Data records
>> Begin

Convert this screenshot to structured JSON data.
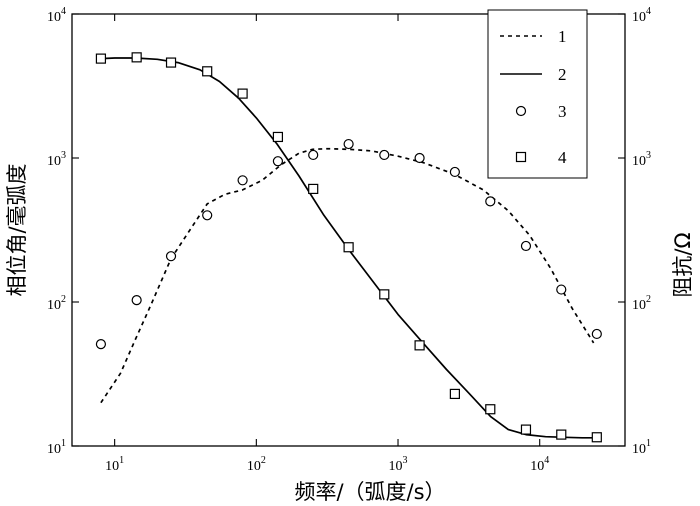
{
  "chart_data": {
    "type": "line",
    "xlabel": "频率/（弧度/s）",
    "ylabel_left": "相位角/毫弧度",
    "ylabel_right": "阻抗/Ω",
    "x_scale": "log",
    "y_scale": "log",
    "xlim": [
      5,
      40000
    ],
    "ylim": [
      10,
      10000
    ],
    "x_ticks": [
      {
        "value": 10,
        "base": "10",
        "exp": "1"
      },
      {
        "value": 100,
        "base": "10",
        "exp": "2"
      },
      {
        "value": 1000,
        "base": "10",
        "exp": "3"
      },
      {
        "value": 10000,
        "base": "10",
        "exp": "4"
      }
    ],
    "y_ticks": [
      {
        "value": 10,
        "base": "10",
        "exp": "1"
      },
      {
        "value": 100,
        "base": "10",
        "exp": "2"
      },
      {
        "value": 1000,
        "base": "10",
        "exp": "3"
      },
      {
        "value": 10000,
        "base": "10",
        "exp": "4"
      }
    ],
    "grid": false,
    "legend_position": "top-right",
    "series": [
      {
        "name": "1",
        "style": "dashed-line",
        "color": "#000000",
        "x": [
          8,
          11,
          14,
          18,
          25,
          35,
          45,
          60,
          80,
          110,
          150,
          200,
          250,
          320,
          450,
          650,
          1000,
          1500,
          2500,
          4000,
          6000,
          8500,
          12000,
          17000,
          24000
        ],
        "y": [
          20,
          32,
          55,
          95,
          200,
          330,
          480,
          560,
          600,
          700,
          900,
          1080,
          1150,
          1160,
          1150,
          1120,
          1030,
          930,
          770,
          600,
          430,
          290,
          170,
          90,
          52
        ]
      },
      {
        "name": "2",
        "style": "solid-line",
        "color": "#000000",
        "x": [
          8,
          10,
          14,
          20,
          28,
          40,
          55,
          75,
          100,
          140,
          200,
          300,
          450,
          700,
          1000,
          1500,
          2200,
          3200,
          4500,
          6000,
          8000,
          11000,
          15000,
          20000,
          25000
        ],
        "y": [
          4900,
          4950,
          4950,
          4850,
          4600,
          4100,
          3400,
          2600,
          1900,
          1250,
          750,
          400,
          230,
          130,
          82,
          52,
          34,
          23,
          16,
          13,
          12,
          11.6,
          11.5,
          11.4,
          11.4
        ]
      },
      {
        "name": "3",
        "style": "circle-marker",
        "color": "#000000",
        "x": [
          8,
          14.3,
          25,
          45,
          80,
          142,
          252,
          448,
          800,
          1420,
          2520,
          4480,
          8000,
          14200,
          25300
        ],
        "y": [
          51,
          103,
          208,
          400,
          700,
          950,
          1050,
          1250,
          1050,
          1000,
          800,
          500,
          245,
          122,
          60
        ]
      },
      {
        "name": "4",
        "style": "square-marker",
        "color": "#000000",
        "x": [
          8,
          14.3,
          25,
          45,
          80,
          142,
          252,
          448,
          800,
          1420,
          2520,
          4480,
          8000,
          14200,
          25300
        ],
        "y": [
          4900,
          5000,
          4600,
          4000,
          2800,
          1400,
          610,
          240,
          113,
          50,
          23,
          18,
          13,
          12,
          11.5
        ]
      }
    ]
  }
}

>> End

• **Written instruction**:
Transcribe the records above exactly, omitting every picture they contain.

• **Response to this task**:
Convert this screenshot to structured JSON data.
{
  "chart_data": {
    "type": "line",
    "xlabel": "频率/（弧度/s）",
    "ylabel_left": "相位角/毫弧度",
    "ylabel_right": "阻抗/Ω",
    "x_scale": "log",
    "y_scale": "log",
    "xlim": [
      5,
      40000
    ],
    "ylim": [
      10,
      10000
    ],
    "x_ticks": [
      {
        "value": 10,
        "base": "10",
        "exp": "1"
      },
      {
        "value": 100,
        "base": "10",
        "exp": "2"
      },
      {
        "value": 1000,
        "base": "10",
        "exp": "3"
      },
      {
        "value": 10000,
        "base": "10",
        "exp": "4"
      }
    ],
    "y_ticks": [
      {
        "value": 10,
        "base": "10",
        "exp": "1"
      },
      {
        "value": 100,
        "base": "10",
        "exp": "2"
      },
      {
        "value": 1000,
        "base": "10",
        "exp": "3"
      },
      {
        "value": 10000,
        "base": "10",
        "exp": "4"
      }
    ],
    "grid": false,
    "legend_position": "top-right",
    "series": [
      {
        "name": "1",
        "style": "dashed-line",
        "color": "#000000",
        "x": [
          8,
          11,
          14,
          18,
          25,
          35,
          45,
          60,
          80,
          110,
          150,
          200,
          250,
          320,
          450,
          650,
          1000,
          1500,
          2500,
          4000,
          6000,
          8500,
          12000,
          17000,
          24000
        ],
        "y": [
          20,
          32,
          55,
          95,
          200,
          330,
          480,
          560,
          600,
          700,
          900,
          1080,
          1150,
          1160,
          1150,
          1120,
          1030,
          930,
          770,
          600,
          430,
          290,
          170,
          90,
          52
        ]
      },
      {
        "name": "2",
        "style": "solid-line",
        "color": "#000000",
        "x": [
          8,
          10,
          14,
          20,
          28,
          40,
          55,
          75,
          100,
          140,
          200,
          300,
          450,
          700,
          1000,
          1500,
          2200,
          3200,
          4500,
          6000,
          8000,
          11000,
          15000,
          20000,
          25000
        ],
        "y": [
          4900,
          4950,
          4950,
          4850,
          4600,
          4100,
          3400,
          2600,
          1900,
          1250,
          750,
          400,
          230,
          130,
          82,
          52,
          34,
          23,
          16,
          13,
          12,
          11.6,
          11.5,
          11.4,
          11.4
        ]
      },
      {
        "name": "3",
        "style": "circle-marker",
        "color": "#000000",
        "x": [
          8,
          14.3,
          25,
          45,
          80,
          142,
          252,
          448,
          800,
          1420,
          2520,
          4480,
          8000,
          14200,
          25300
        ],
        "y": [
          51,
          103,
          208,
          400,
          700,
          950,
          1050,
          1250,
          1050,
          1000,
          800,
          500,
          245,
          122,
          60
        ]
      },
      {
        "name": "4",
        "style": "square-marker",
        "color": "#000000",
        "x": [
          8,
          14.3,
          25,
          45,
          80,
          142,
          252,
          448,
          800,
          1420,
          2520,
          4480,
          8000,
          14200,
          25300
        ],
        "y": [
          4900,
          5000,
          4600,
          4000,
          2800,
          1400,
          610,
          240,
          113,
          50,
          23,
          18,
          13,
          12,
          11.5
        ]
      }
    ]
  }
}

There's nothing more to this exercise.